For the mitral position, a porcine valve (Mosaic, Medtronic Inc.) was first implanted surgically, followed by off-pump implantation of valves over a delivery system introduced through the left atrium.
The delivery system consisted of a “home-made” front-loading 18-F long sheath (Cook Inc., Charenton le Pont, France). For the purpose of the study the distal tip of a dilator was cut off. The sheath could freely slide over the device. No balloon was necessary to deliver the nitinol stent that spontaneously deployed at the time of uncovering.
For the tricuspid valve, 10 ewes were divided into 2 groups based on when the animals were sacrificed. The first group was an acute study, group 2 ended at 1 month. The approach was through jugular or femoral veins and we did both haemodynamic and angiographic studies before and after the valve implantation. We monitored this through an epicardial echo through a left thoracotomy.
In group one, 4 of the 5 devices were successfully implanted with good function of the valves. In one animal it was impossible to completely deploy the valve despite attempts to dilate the device with a balloon catheter. In this animal, the device was not aligned with the tricuspid annulus. Angiographic and echocardiographic evaluations showed a severe paravalvular leak. At autopsy, the ventricular disk was trapped in the tricuspid chordae, explaining its incomplete deployment.

▶ _Listed entries_
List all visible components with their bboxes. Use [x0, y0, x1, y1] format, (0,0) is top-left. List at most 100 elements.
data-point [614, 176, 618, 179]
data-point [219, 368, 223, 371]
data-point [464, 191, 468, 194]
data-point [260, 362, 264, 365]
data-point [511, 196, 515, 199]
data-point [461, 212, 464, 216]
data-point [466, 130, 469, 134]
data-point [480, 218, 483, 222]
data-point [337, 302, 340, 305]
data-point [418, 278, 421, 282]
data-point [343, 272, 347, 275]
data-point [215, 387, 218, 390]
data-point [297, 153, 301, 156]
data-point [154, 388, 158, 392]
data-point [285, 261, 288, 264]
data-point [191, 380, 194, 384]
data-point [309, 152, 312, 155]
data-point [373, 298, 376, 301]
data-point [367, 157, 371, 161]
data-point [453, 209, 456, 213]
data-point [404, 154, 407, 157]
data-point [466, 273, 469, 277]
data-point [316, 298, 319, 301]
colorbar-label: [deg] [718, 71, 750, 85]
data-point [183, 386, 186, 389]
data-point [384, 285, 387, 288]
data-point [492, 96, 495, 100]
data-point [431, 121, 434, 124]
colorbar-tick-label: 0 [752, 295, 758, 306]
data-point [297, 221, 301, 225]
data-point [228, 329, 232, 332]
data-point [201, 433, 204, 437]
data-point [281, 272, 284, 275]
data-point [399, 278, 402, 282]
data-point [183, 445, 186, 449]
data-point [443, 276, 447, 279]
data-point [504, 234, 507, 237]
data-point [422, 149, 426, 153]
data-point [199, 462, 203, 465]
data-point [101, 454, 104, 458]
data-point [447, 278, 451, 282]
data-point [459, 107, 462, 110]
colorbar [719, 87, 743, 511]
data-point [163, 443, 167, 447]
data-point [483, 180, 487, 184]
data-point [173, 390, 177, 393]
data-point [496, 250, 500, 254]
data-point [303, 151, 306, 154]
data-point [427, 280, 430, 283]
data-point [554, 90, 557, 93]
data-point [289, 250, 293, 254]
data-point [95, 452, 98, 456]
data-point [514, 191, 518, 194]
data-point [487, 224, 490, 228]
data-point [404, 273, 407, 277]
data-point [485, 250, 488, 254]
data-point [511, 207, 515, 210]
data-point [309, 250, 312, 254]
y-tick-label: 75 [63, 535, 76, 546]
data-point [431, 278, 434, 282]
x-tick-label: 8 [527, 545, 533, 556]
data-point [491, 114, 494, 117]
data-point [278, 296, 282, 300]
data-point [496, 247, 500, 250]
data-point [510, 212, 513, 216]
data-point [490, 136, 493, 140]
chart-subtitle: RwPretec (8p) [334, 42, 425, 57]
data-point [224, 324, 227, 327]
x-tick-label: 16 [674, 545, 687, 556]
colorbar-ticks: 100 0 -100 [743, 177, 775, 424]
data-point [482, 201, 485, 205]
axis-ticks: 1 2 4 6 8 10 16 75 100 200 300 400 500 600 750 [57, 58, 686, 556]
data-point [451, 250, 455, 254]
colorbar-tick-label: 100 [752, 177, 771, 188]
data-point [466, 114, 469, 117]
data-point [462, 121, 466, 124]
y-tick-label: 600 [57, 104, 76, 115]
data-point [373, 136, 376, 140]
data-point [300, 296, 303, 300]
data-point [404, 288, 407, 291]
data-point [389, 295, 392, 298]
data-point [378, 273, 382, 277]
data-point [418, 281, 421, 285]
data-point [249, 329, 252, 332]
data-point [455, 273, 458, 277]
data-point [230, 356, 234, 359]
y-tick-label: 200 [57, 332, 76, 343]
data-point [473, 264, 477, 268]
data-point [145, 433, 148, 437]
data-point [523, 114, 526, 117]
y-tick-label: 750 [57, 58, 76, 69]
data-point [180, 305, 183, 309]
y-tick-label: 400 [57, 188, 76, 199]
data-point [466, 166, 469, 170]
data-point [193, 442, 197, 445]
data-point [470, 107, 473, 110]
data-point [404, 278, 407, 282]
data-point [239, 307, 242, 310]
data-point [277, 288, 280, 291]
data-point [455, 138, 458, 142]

▶ _What to work on_
Answer these questions about the valve implantation passage.
(a) What size was the long sheath used in the delivery system?
(b) How many ewes were used for the tricuspid valve study?
(c) At autopsy, where was the ventricular disk found trapped?

▶ _Exercise response_
(a) 18-F
(b) 10
(c) In the tricuspid chordae